> **EXERCISE GOAL**:
Reproduce all of the following material line for line, with no alterations.
────────────────
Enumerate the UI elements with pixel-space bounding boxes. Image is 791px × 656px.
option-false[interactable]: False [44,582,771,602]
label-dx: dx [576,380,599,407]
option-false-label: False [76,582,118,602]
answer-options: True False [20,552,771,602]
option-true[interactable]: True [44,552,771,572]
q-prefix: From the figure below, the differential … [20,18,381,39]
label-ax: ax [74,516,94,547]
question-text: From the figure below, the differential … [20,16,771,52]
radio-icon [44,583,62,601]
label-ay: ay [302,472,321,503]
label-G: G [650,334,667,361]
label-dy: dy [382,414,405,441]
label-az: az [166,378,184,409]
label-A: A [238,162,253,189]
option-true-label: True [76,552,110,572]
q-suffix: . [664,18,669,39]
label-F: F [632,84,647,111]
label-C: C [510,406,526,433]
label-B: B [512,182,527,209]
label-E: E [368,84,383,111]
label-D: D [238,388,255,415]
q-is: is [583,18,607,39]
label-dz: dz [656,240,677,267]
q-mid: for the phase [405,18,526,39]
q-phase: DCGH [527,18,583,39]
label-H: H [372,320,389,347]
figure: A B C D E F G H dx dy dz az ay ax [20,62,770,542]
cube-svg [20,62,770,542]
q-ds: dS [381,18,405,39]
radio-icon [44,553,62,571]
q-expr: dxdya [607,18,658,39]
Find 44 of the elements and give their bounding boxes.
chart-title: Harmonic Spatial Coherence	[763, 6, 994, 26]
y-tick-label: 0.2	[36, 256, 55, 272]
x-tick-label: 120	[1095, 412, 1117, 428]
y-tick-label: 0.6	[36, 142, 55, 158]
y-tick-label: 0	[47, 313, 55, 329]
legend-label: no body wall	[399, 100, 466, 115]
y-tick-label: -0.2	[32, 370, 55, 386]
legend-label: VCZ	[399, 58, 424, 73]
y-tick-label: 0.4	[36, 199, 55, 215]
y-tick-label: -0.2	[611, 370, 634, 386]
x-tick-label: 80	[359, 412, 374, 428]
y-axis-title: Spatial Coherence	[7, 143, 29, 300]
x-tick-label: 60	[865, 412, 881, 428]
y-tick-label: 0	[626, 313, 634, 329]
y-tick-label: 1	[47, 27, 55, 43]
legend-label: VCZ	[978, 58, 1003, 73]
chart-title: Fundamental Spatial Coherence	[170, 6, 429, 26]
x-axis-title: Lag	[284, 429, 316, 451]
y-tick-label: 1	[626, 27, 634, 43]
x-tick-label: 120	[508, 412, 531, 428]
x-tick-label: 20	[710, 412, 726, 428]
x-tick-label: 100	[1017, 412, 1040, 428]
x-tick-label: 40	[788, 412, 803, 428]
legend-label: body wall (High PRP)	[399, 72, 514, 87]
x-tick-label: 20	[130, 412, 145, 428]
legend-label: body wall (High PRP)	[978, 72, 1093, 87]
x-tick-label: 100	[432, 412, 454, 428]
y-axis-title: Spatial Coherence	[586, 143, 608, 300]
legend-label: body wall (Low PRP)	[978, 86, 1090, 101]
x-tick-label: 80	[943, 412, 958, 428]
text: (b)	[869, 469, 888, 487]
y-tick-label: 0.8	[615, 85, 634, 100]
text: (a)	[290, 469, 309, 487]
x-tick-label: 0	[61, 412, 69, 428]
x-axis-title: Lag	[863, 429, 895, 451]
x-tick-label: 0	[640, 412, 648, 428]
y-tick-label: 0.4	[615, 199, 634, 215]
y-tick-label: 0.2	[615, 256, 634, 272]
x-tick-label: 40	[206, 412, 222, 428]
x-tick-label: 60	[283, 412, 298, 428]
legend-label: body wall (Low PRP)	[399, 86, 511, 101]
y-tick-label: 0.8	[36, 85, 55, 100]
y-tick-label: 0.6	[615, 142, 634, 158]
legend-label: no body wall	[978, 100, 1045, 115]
────────────────
> **WORKED SOLUTION**:
Enumerate the UI elements with pixel-space bounding boxes. Image is 791px × 656px.
option-false[interactable]: False [44,582,771,602]
label-dx: dx [576,380,599,407]
option-false-label: False [76,582,118,602]
answer-options: True False [20,552,771,602]
option-true[interactable]: True [44,552,771,572]
q-prefix: From the figure below, the differential … [20,18,381,39]
label-ax: ax [74,516,94,547]
question-text: From the figure below, the differential … [20,16,771,52]
radio-icon [44,583,62,601]
label-ay: ay [302,472,321,503]
label-G: G [650,334,667,361]
label-dy: dy [382,414,405,441]
label-az: az [166,378,184,409]
label-A: A [238,162,253,189]
option-true-label: True [76,552,110,572]
q-suffix: . [664,18,669,39]
label-F: F [632,84,647,111]
label-C: C [510,406,526,433]
label-B: B [512,182,527,209]
label-E: E [368,84,383,111]
label-D: D [238,388,255,415]
q-is: is [583,18,607,39]
label-dz: dz [656,240,677,267]
q-mid: for the phase [405,18,526,39]
q-phase: DCGH [527,18,583,39]
label-H: H [372,320,389,347]
figure: A B C D E F G H dx dy dz az ay ax [20,62,770,542]
cube-svg [20,62,770,542]
q-ds: dS [381,18,405,39]
radio-icon [44,553,62,571]
q-expr: dxdya [607,18,658,39]
Find 44 of the elements and give their bounding boxes.
chart-title: Harmonic Spatial Coherence	[763, 6, 994, 26]
y-tick-label: 0.2	[36, 256, 55, 272]
x-tick-label: 120	[1095, 412, 1117, 428]
y-tick-label: 0.6	[36, 142, 55, 158]
y-tick-label: 0	[47, 313, 55, 329]
legend-label: no body wall	[399, 100, 466, 115]
y-tick-label: -0.2	[32, 370, 55, 386]
legend-label: VCZ	[399, 58, 424, 73]
y-tick-label: 0.4	[36, 199, 55, 215]
y-tick-label: -0.2	[611, 370, 634, 386]
x-tick-label: 80	[359, 412, 374, 428]
y-axis-title: Spatial Coherence	[7, 143, 29, 300]
x-tick-label: 60	[865, 412, 881, 428]
y-tick-label: 0	[626, 313, 634, 329]
y-tick-label: 1	[47, 27, 55, 43]
legend-label: VCZ	[978, 58, 1003, 73]
chart-title: Fundamental Spatial Coherence	[170, 6, 429, 26]
x-axis-title: Lag	[284, 429, 316, 451]
y-tick-label: 1	[626, 27, 634, 43]
x-tick-label: 120	[508, 412, 531, 428]
x-tick-label: 20	[710, 412, 726, 428]
x-tick-label: 100	[1017, 412, 1040, 428]
x-tick-label: 40	[788, 412, 803, 428]
legend-label: body wall (High PRP)	[399, 72, 514, 87]
x-tick-label: 20	[130, 412, 145, 428]
legend-label: body wall (High PRP)	[978, 72, 1093, 87]
x-tick-label: 100	[432, 412, 454, 428]
y-axis-title: Spatial Coherence	[586, 143, 608, 300]
legend-label: body wall (Low PRP)	[978, 86, 1090, 101]
x-tick-label: 80	[943, 412, 958, 428]
text: (b)	[869, 469, 888, 487]
y-tick-label: 0.8	[615, 85, 634, 100]
text: (a)	[290, 469, 309, 487]
x-tick-label: 0	[61, 412, 69, 428]
x-axis-title: Lag	[863, 429, 895, 451]
x-tick-label: 0	[640, 412, 648, 428]
y-tick-label: 0.4	[615, 199, 634, 215]
y-tick-label: 0.2	[615, 256, 634, 272]
x-tick-label: 40	[206, 412, 222, 428]
x-tick-label: 60	[283, 412, 298, 428]
legend-label: body wall (Low PRP)	[399, 86, 511, 101]
y-tick-label: 0.8	[36, 85, 55, 100]
y-tick-label: 0.6	[615, 142, 634, 158]
legend-label: no body wall	[978, 100, 1045, 115]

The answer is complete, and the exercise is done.